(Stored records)
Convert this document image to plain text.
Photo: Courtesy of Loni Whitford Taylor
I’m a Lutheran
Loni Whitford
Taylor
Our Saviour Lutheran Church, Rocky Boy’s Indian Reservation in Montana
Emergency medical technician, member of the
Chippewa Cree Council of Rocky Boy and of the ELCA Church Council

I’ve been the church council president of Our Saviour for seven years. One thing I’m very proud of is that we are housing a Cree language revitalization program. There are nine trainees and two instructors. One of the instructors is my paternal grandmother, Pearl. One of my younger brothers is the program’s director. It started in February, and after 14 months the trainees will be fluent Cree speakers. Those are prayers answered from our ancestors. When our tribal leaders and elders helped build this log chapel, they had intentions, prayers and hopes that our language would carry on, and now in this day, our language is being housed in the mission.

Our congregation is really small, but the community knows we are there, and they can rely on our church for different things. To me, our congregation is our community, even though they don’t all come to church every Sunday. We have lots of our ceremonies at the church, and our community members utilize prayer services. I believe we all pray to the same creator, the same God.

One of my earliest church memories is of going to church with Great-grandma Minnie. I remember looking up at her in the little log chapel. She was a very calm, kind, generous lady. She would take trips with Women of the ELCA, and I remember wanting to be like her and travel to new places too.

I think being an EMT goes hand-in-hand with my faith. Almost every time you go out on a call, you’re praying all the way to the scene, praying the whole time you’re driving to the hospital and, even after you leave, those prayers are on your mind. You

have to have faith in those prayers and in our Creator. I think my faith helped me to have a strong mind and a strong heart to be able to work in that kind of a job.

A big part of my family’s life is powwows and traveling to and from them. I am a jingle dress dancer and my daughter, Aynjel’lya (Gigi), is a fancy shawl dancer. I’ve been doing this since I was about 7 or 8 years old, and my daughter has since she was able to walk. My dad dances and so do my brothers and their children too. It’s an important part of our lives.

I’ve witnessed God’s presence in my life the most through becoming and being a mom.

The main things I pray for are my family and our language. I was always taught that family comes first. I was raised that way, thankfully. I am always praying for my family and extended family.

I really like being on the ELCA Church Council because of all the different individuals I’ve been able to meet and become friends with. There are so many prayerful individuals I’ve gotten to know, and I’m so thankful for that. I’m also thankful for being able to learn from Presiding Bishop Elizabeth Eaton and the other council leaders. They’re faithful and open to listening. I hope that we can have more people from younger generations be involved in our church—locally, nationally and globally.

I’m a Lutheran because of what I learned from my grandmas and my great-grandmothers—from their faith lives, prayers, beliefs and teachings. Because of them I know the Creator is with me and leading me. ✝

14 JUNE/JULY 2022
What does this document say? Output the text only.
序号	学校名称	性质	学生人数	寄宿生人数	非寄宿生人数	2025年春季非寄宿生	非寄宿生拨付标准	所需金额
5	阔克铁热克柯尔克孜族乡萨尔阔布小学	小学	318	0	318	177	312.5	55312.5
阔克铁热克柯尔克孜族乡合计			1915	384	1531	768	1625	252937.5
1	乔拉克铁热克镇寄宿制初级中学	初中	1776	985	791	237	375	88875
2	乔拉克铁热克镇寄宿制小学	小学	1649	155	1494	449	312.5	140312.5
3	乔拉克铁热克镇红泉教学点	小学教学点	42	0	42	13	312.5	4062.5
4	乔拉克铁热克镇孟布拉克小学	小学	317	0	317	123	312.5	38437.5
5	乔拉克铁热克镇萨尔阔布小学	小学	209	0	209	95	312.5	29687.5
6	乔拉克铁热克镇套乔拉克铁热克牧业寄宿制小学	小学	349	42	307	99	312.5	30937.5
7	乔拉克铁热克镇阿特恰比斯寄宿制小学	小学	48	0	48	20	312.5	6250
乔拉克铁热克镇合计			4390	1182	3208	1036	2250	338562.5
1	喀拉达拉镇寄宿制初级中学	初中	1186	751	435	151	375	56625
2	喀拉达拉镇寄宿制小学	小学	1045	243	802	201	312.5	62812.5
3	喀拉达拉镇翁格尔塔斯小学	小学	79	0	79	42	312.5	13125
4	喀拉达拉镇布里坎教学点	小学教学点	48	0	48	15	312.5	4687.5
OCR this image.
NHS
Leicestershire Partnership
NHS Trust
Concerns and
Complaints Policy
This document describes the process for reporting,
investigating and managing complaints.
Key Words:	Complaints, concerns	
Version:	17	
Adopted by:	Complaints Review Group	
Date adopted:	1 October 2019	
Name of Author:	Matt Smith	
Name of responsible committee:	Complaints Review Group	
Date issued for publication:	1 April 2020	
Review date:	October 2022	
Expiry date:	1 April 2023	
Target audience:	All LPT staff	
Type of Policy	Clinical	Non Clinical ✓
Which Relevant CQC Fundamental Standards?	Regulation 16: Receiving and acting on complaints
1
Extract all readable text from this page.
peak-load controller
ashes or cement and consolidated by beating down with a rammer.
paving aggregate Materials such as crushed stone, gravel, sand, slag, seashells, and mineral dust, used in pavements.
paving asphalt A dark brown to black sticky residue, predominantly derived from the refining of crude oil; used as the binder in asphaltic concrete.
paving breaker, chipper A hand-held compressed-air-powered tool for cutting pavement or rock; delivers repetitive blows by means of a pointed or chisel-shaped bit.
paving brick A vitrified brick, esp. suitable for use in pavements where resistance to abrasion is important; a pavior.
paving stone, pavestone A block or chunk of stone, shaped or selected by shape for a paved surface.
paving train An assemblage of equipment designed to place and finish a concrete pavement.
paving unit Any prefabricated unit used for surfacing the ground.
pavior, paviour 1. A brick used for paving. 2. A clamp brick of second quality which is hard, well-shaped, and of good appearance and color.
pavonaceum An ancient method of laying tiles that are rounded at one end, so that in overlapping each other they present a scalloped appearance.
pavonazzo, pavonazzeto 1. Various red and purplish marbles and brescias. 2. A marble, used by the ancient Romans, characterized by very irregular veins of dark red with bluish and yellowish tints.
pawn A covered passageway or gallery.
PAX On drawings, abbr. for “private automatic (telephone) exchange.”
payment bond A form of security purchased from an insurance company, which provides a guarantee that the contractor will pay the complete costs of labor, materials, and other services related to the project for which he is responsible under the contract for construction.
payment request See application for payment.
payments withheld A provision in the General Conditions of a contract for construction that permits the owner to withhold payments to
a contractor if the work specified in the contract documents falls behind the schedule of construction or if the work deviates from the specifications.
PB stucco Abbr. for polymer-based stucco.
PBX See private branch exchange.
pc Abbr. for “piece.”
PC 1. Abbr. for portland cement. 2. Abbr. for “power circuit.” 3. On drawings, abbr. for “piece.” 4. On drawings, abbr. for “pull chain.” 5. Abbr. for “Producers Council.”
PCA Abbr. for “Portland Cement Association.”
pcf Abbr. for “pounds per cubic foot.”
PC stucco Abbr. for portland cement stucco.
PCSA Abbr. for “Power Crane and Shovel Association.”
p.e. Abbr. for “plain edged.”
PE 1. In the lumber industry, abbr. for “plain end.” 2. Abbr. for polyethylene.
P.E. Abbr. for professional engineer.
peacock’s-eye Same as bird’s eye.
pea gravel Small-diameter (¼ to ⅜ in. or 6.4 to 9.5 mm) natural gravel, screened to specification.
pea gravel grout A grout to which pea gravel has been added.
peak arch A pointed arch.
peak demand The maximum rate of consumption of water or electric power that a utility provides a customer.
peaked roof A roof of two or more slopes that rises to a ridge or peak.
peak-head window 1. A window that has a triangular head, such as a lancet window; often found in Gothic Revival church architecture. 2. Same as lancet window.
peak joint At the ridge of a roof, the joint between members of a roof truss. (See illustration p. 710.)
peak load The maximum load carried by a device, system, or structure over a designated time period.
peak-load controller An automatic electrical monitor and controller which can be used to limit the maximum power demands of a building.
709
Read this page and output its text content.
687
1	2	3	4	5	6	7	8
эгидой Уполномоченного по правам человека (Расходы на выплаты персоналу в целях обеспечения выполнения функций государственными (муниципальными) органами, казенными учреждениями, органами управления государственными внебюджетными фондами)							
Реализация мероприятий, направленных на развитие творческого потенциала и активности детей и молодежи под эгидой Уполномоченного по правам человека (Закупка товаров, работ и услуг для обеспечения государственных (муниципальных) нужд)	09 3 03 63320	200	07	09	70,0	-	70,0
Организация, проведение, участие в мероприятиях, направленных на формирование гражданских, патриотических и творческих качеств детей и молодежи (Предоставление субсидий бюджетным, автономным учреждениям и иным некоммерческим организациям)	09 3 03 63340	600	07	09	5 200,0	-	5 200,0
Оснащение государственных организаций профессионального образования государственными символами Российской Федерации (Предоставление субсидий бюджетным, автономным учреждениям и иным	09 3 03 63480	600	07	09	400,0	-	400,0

GOAL
Pick out each line containing "автономным" and report it.

SOLUTION TO THIS TASK
Организация, проведение, участие в мероприятиях, направленных на формирование гражданских, патриотических и творческих качеств детей и молодежи (Предоставление субсидий бюджетным, автономным учреждениям и иным некоммерческим организациям)	09 3 03 63340	600	07	09	5 200,0	-	5 200,0
Оснащение государственных организаций профессионального образования государственными символами Российской Федерации (Предоставление субсидий бюджетным, автономным учреждениям и иным	09 3 03 63480	600	07	09	400,0	-	400,0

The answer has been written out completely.